Exercise aim: Every line that includes the word "name" is to be listed.

Provided data:
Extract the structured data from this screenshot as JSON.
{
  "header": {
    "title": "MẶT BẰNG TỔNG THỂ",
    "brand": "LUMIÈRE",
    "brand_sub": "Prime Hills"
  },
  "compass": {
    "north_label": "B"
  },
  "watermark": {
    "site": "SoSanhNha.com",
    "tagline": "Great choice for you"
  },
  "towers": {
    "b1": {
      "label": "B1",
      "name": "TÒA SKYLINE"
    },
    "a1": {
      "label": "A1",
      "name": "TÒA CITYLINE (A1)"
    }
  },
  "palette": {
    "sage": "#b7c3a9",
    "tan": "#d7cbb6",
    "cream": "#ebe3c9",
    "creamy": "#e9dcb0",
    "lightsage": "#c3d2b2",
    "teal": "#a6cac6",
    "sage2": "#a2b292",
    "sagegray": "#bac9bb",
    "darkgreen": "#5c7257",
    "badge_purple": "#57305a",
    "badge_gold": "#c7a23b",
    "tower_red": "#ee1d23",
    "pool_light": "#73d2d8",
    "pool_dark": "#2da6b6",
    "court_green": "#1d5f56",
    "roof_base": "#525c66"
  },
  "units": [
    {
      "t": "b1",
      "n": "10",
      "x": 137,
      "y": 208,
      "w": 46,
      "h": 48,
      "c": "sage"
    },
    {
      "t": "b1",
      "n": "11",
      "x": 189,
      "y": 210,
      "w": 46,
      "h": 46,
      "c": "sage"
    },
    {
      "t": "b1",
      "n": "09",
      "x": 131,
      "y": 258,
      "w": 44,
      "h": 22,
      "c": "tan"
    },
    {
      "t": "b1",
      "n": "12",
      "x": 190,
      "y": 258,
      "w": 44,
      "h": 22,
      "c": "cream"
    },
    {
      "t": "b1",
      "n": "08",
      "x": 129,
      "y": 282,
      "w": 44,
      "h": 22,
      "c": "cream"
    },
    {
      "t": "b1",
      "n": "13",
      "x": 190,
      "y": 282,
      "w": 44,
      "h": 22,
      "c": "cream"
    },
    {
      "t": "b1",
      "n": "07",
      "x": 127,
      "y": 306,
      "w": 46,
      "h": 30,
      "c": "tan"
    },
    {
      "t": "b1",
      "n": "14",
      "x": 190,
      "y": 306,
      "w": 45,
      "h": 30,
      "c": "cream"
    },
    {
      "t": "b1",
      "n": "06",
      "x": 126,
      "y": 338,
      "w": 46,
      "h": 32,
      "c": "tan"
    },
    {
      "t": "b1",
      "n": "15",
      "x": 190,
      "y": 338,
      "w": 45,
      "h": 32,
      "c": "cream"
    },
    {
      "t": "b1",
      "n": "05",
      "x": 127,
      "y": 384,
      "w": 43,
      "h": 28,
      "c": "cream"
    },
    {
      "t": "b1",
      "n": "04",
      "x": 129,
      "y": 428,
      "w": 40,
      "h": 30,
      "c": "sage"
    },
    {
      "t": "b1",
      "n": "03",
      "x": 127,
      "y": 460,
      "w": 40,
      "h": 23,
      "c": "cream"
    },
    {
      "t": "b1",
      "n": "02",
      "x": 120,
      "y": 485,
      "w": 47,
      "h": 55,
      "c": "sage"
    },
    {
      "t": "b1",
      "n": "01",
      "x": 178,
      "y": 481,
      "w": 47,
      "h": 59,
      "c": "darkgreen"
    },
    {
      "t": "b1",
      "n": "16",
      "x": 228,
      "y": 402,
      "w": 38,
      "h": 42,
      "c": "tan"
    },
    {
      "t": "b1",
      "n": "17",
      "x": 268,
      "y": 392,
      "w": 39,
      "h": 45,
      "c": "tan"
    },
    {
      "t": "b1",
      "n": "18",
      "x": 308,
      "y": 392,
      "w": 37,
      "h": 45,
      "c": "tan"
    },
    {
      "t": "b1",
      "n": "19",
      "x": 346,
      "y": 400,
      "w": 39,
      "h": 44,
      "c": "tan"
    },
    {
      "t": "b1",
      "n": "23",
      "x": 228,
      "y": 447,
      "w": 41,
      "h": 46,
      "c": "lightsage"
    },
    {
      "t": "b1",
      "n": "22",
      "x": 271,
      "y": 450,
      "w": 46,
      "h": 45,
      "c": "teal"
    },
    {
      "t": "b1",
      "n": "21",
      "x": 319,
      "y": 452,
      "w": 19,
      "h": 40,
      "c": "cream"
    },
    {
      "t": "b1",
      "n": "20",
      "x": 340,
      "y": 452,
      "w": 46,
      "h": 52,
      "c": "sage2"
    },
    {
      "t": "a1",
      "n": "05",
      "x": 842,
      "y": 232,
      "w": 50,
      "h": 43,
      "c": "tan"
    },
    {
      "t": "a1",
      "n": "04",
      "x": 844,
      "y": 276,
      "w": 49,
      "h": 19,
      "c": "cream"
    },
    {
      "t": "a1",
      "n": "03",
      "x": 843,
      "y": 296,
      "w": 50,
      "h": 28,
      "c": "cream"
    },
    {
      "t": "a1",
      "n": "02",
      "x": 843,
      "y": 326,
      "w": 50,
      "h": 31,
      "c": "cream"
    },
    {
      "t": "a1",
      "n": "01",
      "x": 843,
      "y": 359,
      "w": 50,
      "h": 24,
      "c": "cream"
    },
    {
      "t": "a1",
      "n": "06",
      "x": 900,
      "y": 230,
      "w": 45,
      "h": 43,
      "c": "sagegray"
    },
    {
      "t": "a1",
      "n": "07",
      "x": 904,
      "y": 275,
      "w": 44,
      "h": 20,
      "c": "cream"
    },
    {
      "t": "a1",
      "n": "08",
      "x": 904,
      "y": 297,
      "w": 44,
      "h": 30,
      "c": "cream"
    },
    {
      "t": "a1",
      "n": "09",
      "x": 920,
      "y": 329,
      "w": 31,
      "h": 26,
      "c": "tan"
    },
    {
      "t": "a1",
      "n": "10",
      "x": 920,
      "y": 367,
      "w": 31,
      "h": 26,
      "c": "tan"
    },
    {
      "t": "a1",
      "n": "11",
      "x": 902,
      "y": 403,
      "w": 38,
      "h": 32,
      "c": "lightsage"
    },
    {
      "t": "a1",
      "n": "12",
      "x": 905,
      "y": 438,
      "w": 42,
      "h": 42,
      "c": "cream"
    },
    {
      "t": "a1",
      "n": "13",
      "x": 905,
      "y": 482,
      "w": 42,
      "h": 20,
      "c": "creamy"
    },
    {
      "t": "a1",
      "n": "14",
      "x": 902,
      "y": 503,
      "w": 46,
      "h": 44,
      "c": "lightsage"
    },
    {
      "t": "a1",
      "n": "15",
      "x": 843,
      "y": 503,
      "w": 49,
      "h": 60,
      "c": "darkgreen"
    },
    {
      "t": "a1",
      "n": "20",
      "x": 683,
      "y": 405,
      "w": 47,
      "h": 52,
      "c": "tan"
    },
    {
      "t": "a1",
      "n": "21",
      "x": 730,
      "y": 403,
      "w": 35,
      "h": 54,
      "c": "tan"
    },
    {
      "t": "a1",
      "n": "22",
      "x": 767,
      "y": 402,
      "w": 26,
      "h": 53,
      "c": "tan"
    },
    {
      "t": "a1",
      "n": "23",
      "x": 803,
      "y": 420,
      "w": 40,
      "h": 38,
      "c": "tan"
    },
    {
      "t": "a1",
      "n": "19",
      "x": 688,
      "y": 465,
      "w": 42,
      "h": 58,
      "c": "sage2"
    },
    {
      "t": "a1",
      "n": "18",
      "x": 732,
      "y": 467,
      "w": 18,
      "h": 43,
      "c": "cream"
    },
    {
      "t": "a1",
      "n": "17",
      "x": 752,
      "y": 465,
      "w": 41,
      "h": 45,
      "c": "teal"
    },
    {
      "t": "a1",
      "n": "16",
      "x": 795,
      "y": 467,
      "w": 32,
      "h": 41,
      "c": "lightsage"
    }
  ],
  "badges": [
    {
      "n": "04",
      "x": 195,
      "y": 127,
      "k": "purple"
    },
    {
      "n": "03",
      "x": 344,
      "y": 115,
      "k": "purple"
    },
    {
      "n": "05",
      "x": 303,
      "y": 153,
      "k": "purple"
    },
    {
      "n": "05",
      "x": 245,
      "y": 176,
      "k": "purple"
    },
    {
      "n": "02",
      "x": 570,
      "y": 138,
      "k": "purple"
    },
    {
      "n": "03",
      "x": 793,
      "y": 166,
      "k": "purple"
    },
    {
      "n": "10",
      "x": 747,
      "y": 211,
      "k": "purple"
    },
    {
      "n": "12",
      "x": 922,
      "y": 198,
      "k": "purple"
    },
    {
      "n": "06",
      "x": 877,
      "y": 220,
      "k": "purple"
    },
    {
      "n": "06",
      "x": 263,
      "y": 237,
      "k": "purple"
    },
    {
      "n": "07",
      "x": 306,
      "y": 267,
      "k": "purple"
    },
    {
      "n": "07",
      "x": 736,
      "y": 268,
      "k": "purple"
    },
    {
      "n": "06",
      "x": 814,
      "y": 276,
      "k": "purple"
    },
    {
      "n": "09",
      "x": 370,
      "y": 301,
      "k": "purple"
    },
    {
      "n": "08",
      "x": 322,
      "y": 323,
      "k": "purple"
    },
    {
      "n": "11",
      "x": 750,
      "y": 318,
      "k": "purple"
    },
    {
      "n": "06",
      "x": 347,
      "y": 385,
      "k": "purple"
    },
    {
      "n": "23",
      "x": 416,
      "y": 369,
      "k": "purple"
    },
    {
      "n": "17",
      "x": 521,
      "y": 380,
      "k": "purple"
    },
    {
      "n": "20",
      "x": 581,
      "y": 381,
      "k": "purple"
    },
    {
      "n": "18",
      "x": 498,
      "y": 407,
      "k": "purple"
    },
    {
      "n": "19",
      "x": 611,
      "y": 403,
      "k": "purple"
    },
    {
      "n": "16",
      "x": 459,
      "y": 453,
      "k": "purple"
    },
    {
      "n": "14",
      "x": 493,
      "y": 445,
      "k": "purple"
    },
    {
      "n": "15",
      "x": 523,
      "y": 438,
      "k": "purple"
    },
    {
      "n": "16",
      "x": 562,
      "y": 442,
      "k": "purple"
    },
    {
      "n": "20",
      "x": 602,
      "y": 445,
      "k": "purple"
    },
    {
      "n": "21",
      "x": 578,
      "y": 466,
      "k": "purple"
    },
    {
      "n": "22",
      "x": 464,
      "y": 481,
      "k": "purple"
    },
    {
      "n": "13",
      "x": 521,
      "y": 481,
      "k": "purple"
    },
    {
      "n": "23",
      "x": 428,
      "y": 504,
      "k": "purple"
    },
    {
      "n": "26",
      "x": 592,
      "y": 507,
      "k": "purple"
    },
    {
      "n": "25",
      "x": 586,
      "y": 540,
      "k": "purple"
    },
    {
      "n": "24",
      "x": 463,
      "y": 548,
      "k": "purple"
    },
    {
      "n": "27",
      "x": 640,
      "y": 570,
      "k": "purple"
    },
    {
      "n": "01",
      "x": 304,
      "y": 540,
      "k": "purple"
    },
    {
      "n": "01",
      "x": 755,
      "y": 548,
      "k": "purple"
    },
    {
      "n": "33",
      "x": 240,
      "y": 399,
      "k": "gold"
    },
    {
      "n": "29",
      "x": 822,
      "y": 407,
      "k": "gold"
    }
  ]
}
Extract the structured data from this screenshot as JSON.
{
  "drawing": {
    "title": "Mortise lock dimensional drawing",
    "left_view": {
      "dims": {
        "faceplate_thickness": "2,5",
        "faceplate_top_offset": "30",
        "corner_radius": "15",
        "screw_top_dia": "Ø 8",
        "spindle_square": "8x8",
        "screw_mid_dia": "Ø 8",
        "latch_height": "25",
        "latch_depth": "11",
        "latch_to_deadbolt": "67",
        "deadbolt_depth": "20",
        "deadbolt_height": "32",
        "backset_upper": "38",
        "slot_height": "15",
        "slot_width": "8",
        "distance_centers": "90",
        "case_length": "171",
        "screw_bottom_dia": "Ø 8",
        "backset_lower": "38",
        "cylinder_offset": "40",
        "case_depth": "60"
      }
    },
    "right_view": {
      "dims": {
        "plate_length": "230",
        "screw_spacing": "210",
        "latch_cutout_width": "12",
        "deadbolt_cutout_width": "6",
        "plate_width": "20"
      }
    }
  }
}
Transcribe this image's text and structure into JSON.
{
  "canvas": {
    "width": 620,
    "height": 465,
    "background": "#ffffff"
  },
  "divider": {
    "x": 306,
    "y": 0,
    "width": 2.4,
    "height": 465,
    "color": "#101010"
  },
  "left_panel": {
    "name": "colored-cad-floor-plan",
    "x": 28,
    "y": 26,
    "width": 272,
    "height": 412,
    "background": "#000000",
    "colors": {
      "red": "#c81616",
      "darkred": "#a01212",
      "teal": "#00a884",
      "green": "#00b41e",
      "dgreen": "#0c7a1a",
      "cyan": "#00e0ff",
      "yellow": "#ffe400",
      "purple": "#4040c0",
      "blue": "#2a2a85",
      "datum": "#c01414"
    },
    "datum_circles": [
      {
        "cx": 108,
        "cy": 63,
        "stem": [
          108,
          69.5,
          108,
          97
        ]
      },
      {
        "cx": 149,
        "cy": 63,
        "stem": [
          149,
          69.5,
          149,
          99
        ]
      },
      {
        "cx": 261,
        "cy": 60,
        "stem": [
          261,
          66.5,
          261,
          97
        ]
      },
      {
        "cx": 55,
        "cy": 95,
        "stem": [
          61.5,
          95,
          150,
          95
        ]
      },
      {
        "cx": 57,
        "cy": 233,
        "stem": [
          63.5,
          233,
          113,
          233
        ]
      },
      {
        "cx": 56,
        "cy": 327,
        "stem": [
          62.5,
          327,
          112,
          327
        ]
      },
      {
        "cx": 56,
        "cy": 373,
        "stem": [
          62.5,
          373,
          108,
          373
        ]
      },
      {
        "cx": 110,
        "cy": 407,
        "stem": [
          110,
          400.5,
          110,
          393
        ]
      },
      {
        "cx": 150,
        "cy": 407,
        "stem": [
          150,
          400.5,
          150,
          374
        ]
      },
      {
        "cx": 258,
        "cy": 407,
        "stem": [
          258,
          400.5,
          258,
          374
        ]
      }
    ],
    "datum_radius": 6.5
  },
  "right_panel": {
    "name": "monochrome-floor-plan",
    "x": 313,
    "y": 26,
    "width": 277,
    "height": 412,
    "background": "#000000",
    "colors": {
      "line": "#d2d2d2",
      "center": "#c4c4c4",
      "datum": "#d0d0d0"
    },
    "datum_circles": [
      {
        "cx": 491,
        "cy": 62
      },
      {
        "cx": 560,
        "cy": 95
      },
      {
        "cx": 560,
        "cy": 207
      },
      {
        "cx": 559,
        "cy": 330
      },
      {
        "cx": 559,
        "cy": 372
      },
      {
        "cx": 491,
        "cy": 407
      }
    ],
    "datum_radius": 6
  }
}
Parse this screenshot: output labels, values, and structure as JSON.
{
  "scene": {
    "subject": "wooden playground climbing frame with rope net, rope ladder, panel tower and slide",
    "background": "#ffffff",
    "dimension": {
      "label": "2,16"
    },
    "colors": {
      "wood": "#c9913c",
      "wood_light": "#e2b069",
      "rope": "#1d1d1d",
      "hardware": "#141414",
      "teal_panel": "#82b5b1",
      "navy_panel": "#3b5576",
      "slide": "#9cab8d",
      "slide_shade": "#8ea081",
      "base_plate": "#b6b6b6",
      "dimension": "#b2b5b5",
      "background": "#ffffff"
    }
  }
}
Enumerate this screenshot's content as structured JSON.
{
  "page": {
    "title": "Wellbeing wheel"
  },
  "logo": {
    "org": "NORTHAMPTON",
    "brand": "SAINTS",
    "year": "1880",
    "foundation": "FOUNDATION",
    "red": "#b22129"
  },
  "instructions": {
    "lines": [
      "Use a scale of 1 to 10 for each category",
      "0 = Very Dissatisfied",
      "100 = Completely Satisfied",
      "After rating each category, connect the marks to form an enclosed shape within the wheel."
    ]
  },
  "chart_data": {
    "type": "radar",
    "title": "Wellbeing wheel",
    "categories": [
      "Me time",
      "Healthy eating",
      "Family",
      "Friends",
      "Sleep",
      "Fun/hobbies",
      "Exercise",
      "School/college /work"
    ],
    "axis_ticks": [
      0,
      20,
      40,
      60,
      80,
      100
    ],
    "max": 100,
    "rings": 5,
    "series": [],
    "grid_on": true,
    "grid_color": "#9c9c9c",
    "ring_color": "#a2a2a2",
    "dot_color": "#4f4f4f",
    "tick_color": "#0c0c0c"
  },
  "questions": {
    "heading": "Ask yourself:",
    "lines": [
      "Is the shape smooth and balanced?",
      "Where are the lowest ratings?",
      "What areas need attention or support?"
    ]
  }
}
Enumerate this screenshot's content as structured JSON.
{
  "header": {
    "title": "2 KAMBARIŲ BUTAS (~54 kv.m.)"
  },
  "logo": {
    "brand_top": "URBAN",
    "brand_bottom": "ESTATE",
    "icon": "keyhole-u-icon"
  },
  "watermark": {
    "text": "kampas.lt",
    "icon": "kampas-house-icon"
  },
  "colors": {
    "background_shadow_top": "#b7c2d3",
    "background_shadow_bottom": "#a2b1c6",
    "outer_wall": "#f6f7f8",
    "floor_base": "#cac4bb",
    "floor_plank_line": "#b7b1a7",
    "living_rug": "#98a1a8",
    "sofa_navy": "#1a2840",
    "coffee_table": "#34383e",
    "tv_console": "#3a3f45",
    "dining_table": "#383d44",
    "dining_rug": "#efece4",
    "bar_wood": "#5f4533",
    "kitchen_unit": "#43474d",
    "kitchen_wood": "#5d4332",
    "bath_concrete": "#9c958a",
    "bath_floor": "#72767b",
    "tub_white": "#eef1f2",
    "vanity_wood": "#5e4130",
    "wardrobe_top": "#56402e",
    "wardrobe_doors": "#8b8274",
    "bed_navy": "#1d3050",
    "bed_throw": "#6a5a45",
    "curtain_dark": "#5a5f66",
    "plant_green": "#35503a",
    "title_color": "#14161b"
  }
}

Solution:
      "name": "TÒA SKYLINE"
      "name": "TÒA CITYLINE (A1)"
    "name": "colored-cad-floor-plan",
    "name": "monochrome-floor-plan",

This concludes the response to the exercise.